## WHAT YOU ARE ASKED TO DO
All lines holding the string "trendspotter" are to be shown.

■ ■ ■ ■

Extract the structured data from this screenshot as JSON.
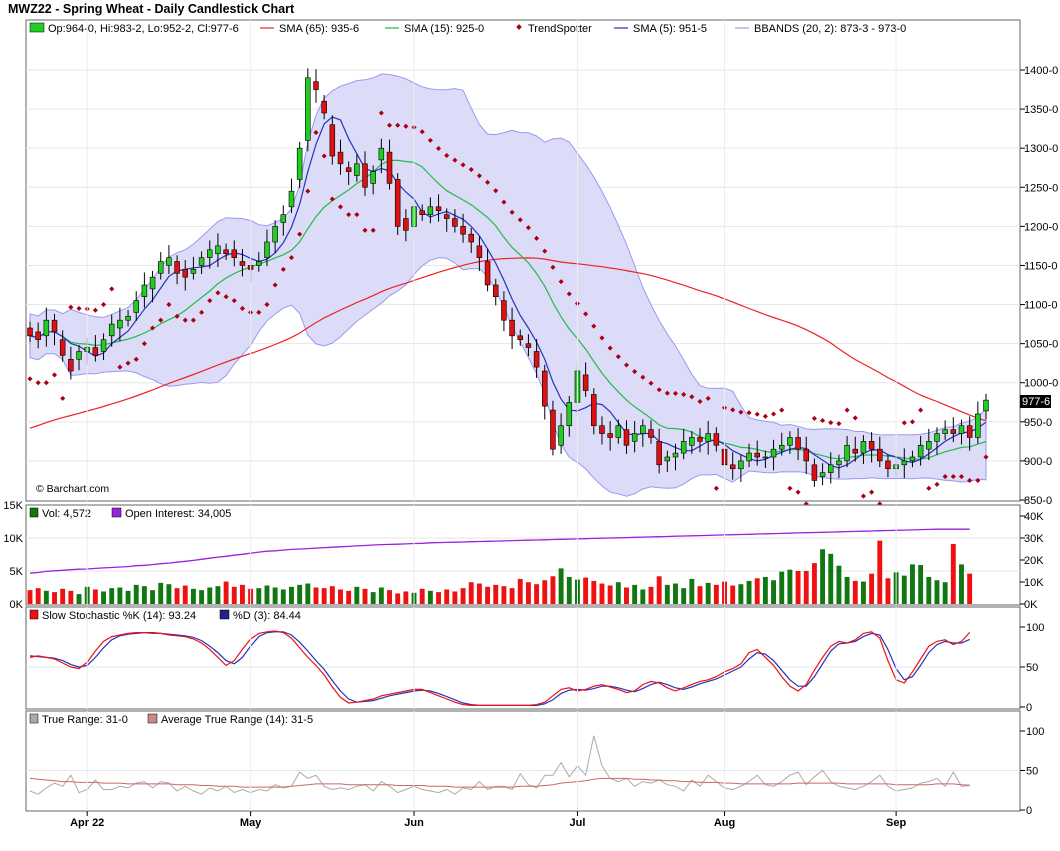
{
  "title": "MWZ22 - Spring Wheat - Daily Candlestick Chart",
  "credit": "© Barchart.com",
  "colors": {
    "up": "#22cc22",
    "down": "#dd1111",
    "sma65": "#ee2222",
    "sma15": "#22bb44",
    "sma5": "#2233bb",
    "trendspotter": "#aa0011",
    "bbands_fill": "#dcdcf8",
    "bbands_line": "#9999ee",
    "vol_up": "#117711",
    "vol_down": "#ee1111",
    "open_interest": "#9922dd",
    "stoch_k": "#ee1111",
    "stoch_d": "#2233bb",
    "tr": "#aaaaaa",
    "atr": "#cc6666"
  },
  "price_legend": {
    "ohlc": "Op:964-0, Hi:983-2, Lo:952-2, Cl:977-6",
    "sma65": "SMA (65): 935-6",
    "sma15": "SMA (15): 925-0",
    "trendspotter": "TrendSpotter",
    "sma5": "SMA (5): 951-5",
    "bbands": "BBANDS (20, 2): 873-3 - 973-0"
  },
  "last_price_label": "977-6",
  "volume_legend": {
    "vol": "Vol: 4,572",
    "oi": "Open Interest: 34,005"
  },
  "stoch_legend": {
    "k": "Slow Stochastic %K (14): 93.24",
    "d": "%D (3): 84.44"
  },
  "tr_legend": {
    "tr": "True Range: 31-0",
    "atr": "Average True Range (14): 31-5"
  },
  "chart_data": {
    "type": "candlestick",
    "x_labels": [
      "Apr 22",
      "May",
      "Jun",
      "Jul",
      "Aug",
      "Sep"
    ],
    "x_label_index": [
      7,
      27,
      47,
      67,
      85,
      106
    ],
    "price_axis": {
      "ticks": [
        "1400-0",
        "1350-0",
        "1300-0",
        "1250-0",
        "1200-0",
        "1150-0",
        "1100-0",
        "1050-0",
        "1000-0",
        "950-0",
        "900-0",
        "850-0"
      ],
      "min": 850,
      "max": 1400
    },
    "volume_axis": {
      "left_ticks": [
        "15K",
        "10K",
        "5K",
        "0K"
      ],
      "right_ticks": [
        "40K",
        "30K",
        "20K",
        "10K",
        "0K"
      ]
    },
    "stoch_axis": {
      "ticks": [
        "100",
        "50",
        "0"
      ]
    },
    "tr_axis": {
      "ticks": [
        "100",
        "50",
        "0"
      ]
    },
    "close": [
      1060,
      1055,
      1080,
      1065,
      1035,
      1015,
      1040,
      1045,
      1035,
      1055,
      1075,
      1080,
      1085,
      1105,
      1125,
      1135,
      1155,
      1160,
      1140,
      1135,
      1145,
      1160,
      1170,
      1175,
      1165,
      1160,
      1150,
      1145,
      1155,
      1180,
      1200,
      1215,
      1245,
      1300,
      1390,
      1375,
      1345,
      1290,
      1280,
      1270,
      1280,
      1250,
      1270,
      1300,
      1255,
      1200,
      1195,
      1225,
      1215,
      1225,
      1220,
      1210,
      1200,
      1190,
      1180,
      1160,
      1125,
      1110,
      1080,
      1060,
      1055,
      1045,
      1020,
      970,
      915,
      945,
      975,
      1015,
      990,
      945,
      935,
      930,
      945,
      920,
      935,
      945,
      930,
      895,
      905,
      910,
      925,
      930,
      925,
      935,
      920,
      895,
      890,
      900,
      910,
      905,
      905,
      915,
      920,
      930,
      915,
      900,
      875,
      885,
      895,
      900,
      920,
      910,
      925,
      915,
      900,
      890,
      895,
      900,
      905,
      920,
      925,
      935,
      940,
      935,
      945,
      930,
      960,
      977.75
    ],
    "open": [
      1070,
      1065,
      1060,
      1080,
      1055,
      1030,
      1030,
      1040,
      1045,
      1040,
      1060,
      1070,
      1080,
      1090,
      1110,
      1120,
      1140,
      1150,
      1155,
      1145,
      1140,
      1150,
      1160,
      1165,
      1170,
      1170,
      1155,
      1150,
      1150,
      1160,
      1180,
      1205,
      1225,
      1260,
      1310,
      1385,
      1360,
      1330,
      1295,
      1275,
      1265,
      1280,
      1255,
      1285,
      1295,
      1260,
      1210,
      1200,
      1220,
      1215,
      1225,
      1215,
      1210,
      1200,
      1190,
      1175,
      1155,
      1125,
      1105,
      1080,
      1060,
      1050,
      1040,
      1015,
      965,
      920,
      945,
      975,
      1010,
      985,
      945,
      935,
      930,
      940,
      925,
      935,
      940,
      925,
      900,
      905,
      910,
      920,
      930,
      925,
      935,
      915,
      895,
      890,
      900,
      910,
      905,
      905,
      915,
      920,
      930,
      915,
      895,
      880,
      885,
      895,
      900,
      915,
      910,
      925,
      915,
      900,
      890,
      895,
      900,
      905,
      915,
      925,
      935,
      940,
      935,
      945,
      930,
      964
    ]
  },
  "volume": [
    2.1,
    2.4,
    2.0,
    1.8,
    2.3,
    2.0,
    1.5,
    2.6,
    2.2,
    1.9,
    2.4,
    2.5,
    2.0,
    2.9,
    2.7,
    2.1,
    3.2,
    3.0,
    2.4,
    2.8,
    2.3,
    2.1,
    2.5,
    2.7,
    3.4,
    2.6,
    2.9,
    2.3,
    2.4,
    2.8,
    2.5,
    2.2,
    2.6,
    2.9,
    3.1,
    2.5,
    2.4,
    2.7,
    2.2,
    2.0,
    2.6,
    2.3,
    1.8,
    2.5,
    2.1,
    1.6,
    1.9,
    1.7,
    2.3,
    2.0,
    1.8,
    2.2,
    1.9,
    2.4,
    3.3,
    3.1,
    2.6,
    2.9,
    2.7,
    2.4,
    3.8,
    3.3,
    3.0,
    3.6,
    4.2,
    5.4,
    4.1,
    3.7,
    4.0,
    3.5,
    3.1,
    2.8,
    3.3,
    2.5,
    2.9,
    2.2,
    2.6,
    4.2,
    2.9,
    3.1,
    2.4,
    3.8,
    2.7,
    3.2,
    2.9,
    3.4,
    2.8,
    3.0,
    3.5,
    3.9,
    4.1,
    3.6,
    4.9,
    5.2,
    5.0,
    5.0,
    6.2,
    8.3,
    7.6,
    5.8,
    4.1,
    3.5,
    3.4,
    4.6,
    9.6,
    3.9,
    4.8,
    4.3,
    6.0,
    5.9,
    4.1,
    3.6,
    3.3,
    9.1,
    6.0,
    4.6
  ],
  "open_interest": [
    14,
    14.3,
    14.8,
    15.1,
    15.3,
    15.6,
    15.8,
    15.9,
    16.2,
    16.4,
    16.6,
    16.8,
    17.0,
    17.4,
    17.6,
    17.9,
    18.3,
    18.6,
    19.0,
    19.4,
    19.8,
    20.3,
    20.8,
    21.3,
    21.7,
    22.2,
    22.6,
    23.1,
    23.6,
    24.0,
    24.2,
    24.5,
    24.8,
    25.0,
    25.2,
    25.4,
    25.6,
    25.8,
    26.0,
    26.2,
    26.4,
    26.6,
    26.8,
    27.0,
    27.1,
    27.2,
    27.3,
    27.5,
    27.6,
    27.8,
    27.9,
    28.0,
    28.1,
    28.2,
    28.3,
    28.4,
    28.5,
    28.6,
    28.7,
    28.8,
    28.9,
    29.0,
    29.1,
    29.2,
    29.3,
    29.4,
    29.5,
    29.6,
    29.7,
    29.8,
    29.9,
    30.0,
    30.1,
    30.2,
    30.3,
    30.4,
    30.5,
    30.6,
    30.7,
    30.8,
    30.9,
    31.0,
    31.1,
    31.2,
    31.3,
    31.4,
    31.5,
    31.6,
    31.7,
    31.8,
    31.9,
    32.0,
    32.1,
    32.2,
    32.3,
    32.4,
    32.5,
    32.6,
    32.7,
    32.8,
    32.9,
    33.0,
    33.1,
    33.2,
    33.3,
    33.4,
    33.5,
    33.6,
    33.7,
    33.8,
    33.9,
    34.0,
    34.0,
    34.0,
    34.0,
    34.0
  ],
  "stoch_k": [
    62,
    64,
    62,
    60,
    55,
    50,
    48,
    56,
    70,
    82,
    88,
    90,
    92,
    93,
    93,
    92,
    92,
    90,
    89,
    88,
    85,
    80,
    72,
    62,
    52,
    58,
    72,
    85,
    92,
    94,
    95,
    93,
    86,
    74,
    62,
    52,
    40,
    25,
    12,
    5,
    6,
    8,
    10,
    14,
    16,
    18,
    20,
    22,
    22,
    18,
    14,
    10,
    6,
    3,
    2,
    2,
    2,
    2,
    2,
    2,
    2,
    2,
    3,
    6,
    14,
    22,
    24,
    20,
    22,
    26,
    28,
    25,
    22,
    18,
    20,
    28,
    32,
    30,
    24,
    20,
    24,
    28,
    32,
    34,
    38,
    44,
    48,
    54,
    68,
    72,
    62,
    52,
    38,
    26,
    20,
    28,
    46,
    62,
    76,
    82,
    80,
    84,
    92,
    94,
    86,
    58,
    34,
    30,
    44,
    60,
    76,
    82,
    84,
    78,
    82,
    93.24
  ],
  "stoch_d": [
    64,
    63,
    62,
    61,
    58,
    53,
    50,
    52,
    62,
    74,
    84,
    89,
    91,
    92,
    93,
    93,
    92,
    91,
    90,
    89,
    87,
    83,
    76,
    68,
    58,
    54,
    62,
    76,
    88,
    93,
    94,
    94,
    90,
    81,
    70,
    58,
    47,
    33,
    20,
    10,
    6,
    7,
    8,
    11,
    14,
    16,
    18,
    20,
    21,
    20,
    17,
    13,
    9,
    5,
    3,
    2,
    2,
    2,
    2,
    2,
    2,
    2,
    2,
    4,
    9,
    17,
    21,
    22,
    21,
    23,
    26,
    26,
    24,
    21,
    19,
    23,
    28,
    31,
    28,
    24,
    22,
    25,
    29,
    32,
    35,
    40,
    45,
    50,
    60,
    68,
    66,
    58,
    46,
    34,
    26,
    26,
    38,
    54,
    70,
    79,
    80,
    82,
    88,
    92,
    90,
    72,
    48,
    34,
    38,
    52,
    68,
    78,
    82,
    80,
    80,
    84.44
  ],
  "true_range": [
    24,
    20,
    28,
    34,
    30,
    44,
    22,
    26,
    38,
    26,
    26,
    30,
    28,
    34,
    36,
    28,
    36,
    34,
    24,
    30,
    24,
    20,
    28,
    24,
    30,
    22,
    26,
    22,
    26,
    24,
    32,
    28,
    30,
    48,
    40,
    44,
    30,
    26,
    28,
    26,
    30,
    32,
    24,
    36,
    30,
    22,
    26,
    30,
    26,
    24,
    22,
    26,
    20,
    28,
    26,
    36,
    26,
    30,
    30,
    26,
    46,
    32,
    28,
    44,
    44,
    60,
    42,
    56,
    44,
    94,
    56,
    40,
    36,
    40,
    30,
    36,
    34,
    38,
    32,
    30,
    24,
    38,
    30,
    44,
    36,
    28,
    26,
    30,
    36,
    44,
    32,
    30,
    36,
    44,
    48,
    32,
    42,
    50,
    36,
    30,
    28,
    26,
    30,
    36,
    44,
    30,
    24,
    26,
    28,
    34,
    36,
    40,
    30,
    48,
    30,
    31
  ],
  "avg_true_range": [
    40,
    39,
    38,
    37,
    36,
    36,
    35,
    35,
    35,
    34,
    34,
    34,
    33,
    33,
    33,
    33,
    33,
    33,
    32,
    32,
    32,
    31,
    31,
    30,
    30,
    30,
    29,
    29,
    29,
    29,
    29,
    29,
    30,
    31,
    32,
    33,
    33,
    33,
    33,
    32,
    32,
    32,
    32,
    32,
    32,
    31,
    31,
    31,
    31,
    30,
    30,
    30,
    29,
    29,
    29,
    29,
    29,
    29,
    29,
    29,
    30,
    30,
    30,
    31,
    32,
    34,
    35,
    36,
    37,
    39,
    40,
    40,
    40,
    40,
    39,
    39,
    38,
    38,
    37,
    37,
    36,
    36,
    35,
    35,
    35,
    34,
    34,
    33,
    33,
    33,
    33,
    33,
    33,
    33,
    34,
    34,
    34,
    34,
    34,
    34,
    33,
    33,
    33,
    33,
    33,
    33,
    32,
    32,
    32,
    32,
    32,
    33,
    33,
    33,
    32,
    31.5
  ]
}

■ ■ ■ ■

## RESULT OF THIS TASK
    "trendspotter": "#aa0011",
    "trendspotter": "TrendSpotter",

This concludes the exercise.